_Provided entries:_
Begin
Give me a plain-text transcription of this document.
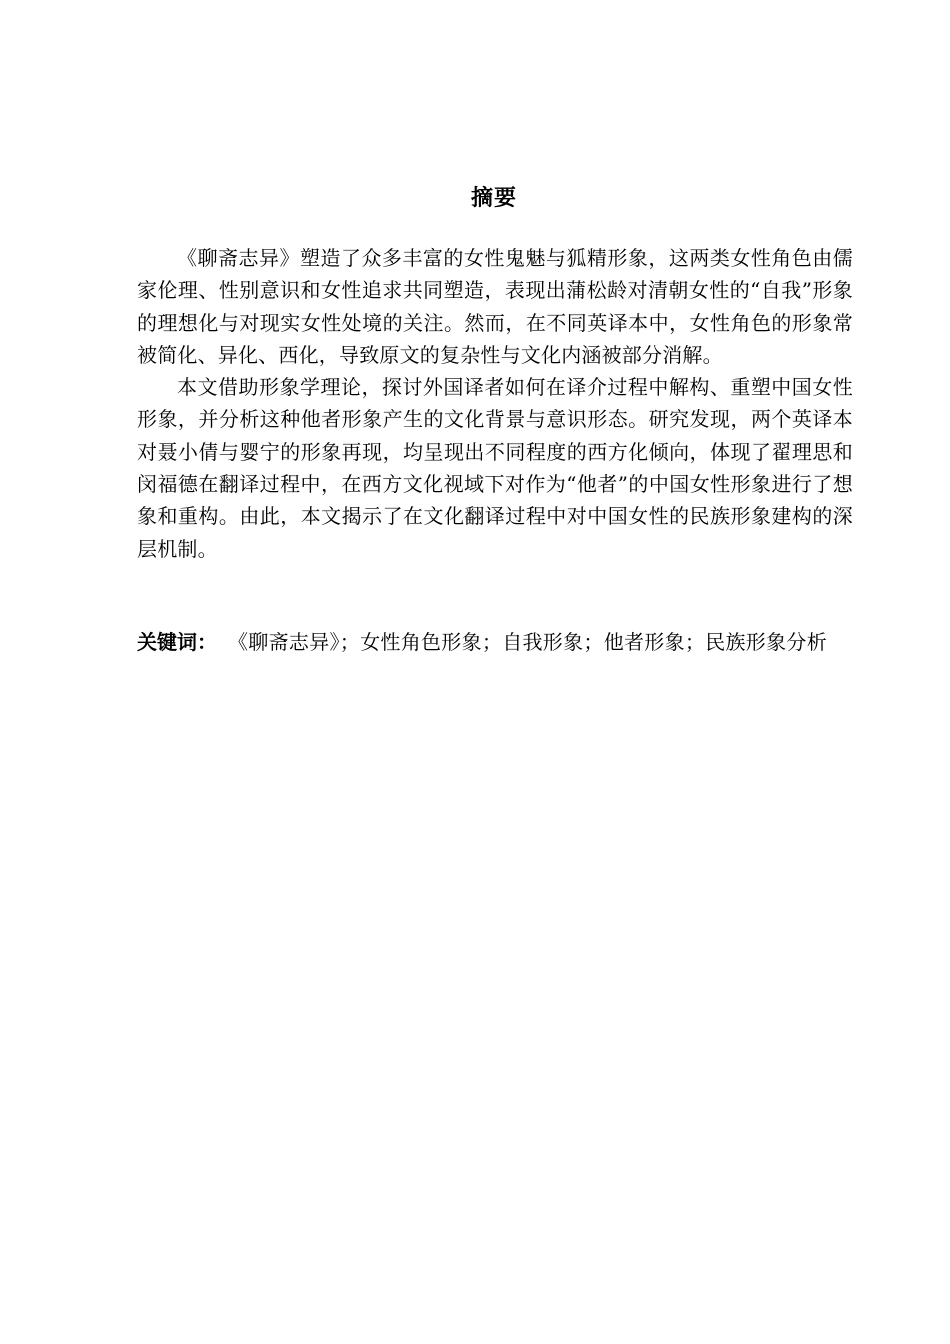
摘要

《聊斋志异》塑造了众多丰富的女性鬼魅与狐精形象，这两类女性角色由儒家伦理、性别意识和女性追求共同塑造，表现出蒲松龄对清朝女性的“自我”形象的理想化与对现实女性处境的关注。然而，在不同英译本中，女性角色的形象常被简化、异化、西化，导致原文的复杂性与文化内涵被部分消解。

本文借助形象学理论，探讨外国译者如何在译介过程中解构、重塑中国女性形象，并分析这种他者形象产生的文化背景与意识形态。研究发现，两个英译本对聂小倩与婴宁的形象再现，均呈现出不同程度的西方化倾向，体现了翟理思和闵福德在翻译过程中，在西方文化视域下对作为“他者”的中国女性形象进行了想象和重构。由此，本文揭示了在文化翻译过程中对中国女性的民族形象建构的深层机制。

关键词： 《聊斋志异》；女性角色形象；自我形象；他者形象；民族形象分析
End
_Task statement:_ Write out each entry exactly as given, omitting any picture.

_Solved problem:_
Give me a plain-text transcription of this document.
摘要

《聊斋志异》塑造了众多丰富的女性鬼魅与狐精形象，这两类女性角色由儒家伦理、性别意识和女性追求共同塑造，表现出蒲松龄对清朝女性的“自我”形象的理想化与对现实女性处境的关注。然而，在不同英译本中，女性角色的形象常被简化、异化、西化，导致原文的复杂性与文化内涵被部分消解。

本文借助形象学理论，探讨外国译者如何在译介过程中解构、重塑中国女性形象，并分析这种他者形象产生的文化背景与意识形态。研究发现，两个英译本对聂小倩与婴宁的形象再现，均呈现出不同程度的西方化倾向，体现了翟理思和闵福德在翻译过程中，在西方文化视域下对作为“他者”的中国女性形象进行了想象和重构。由此，本文揭示了在文化翻译过程中对中国女性的民族形象建构的深层机制。

关键词： 《聊斋志异》；女性角色形象；自我形象；他者形象；民族形象分析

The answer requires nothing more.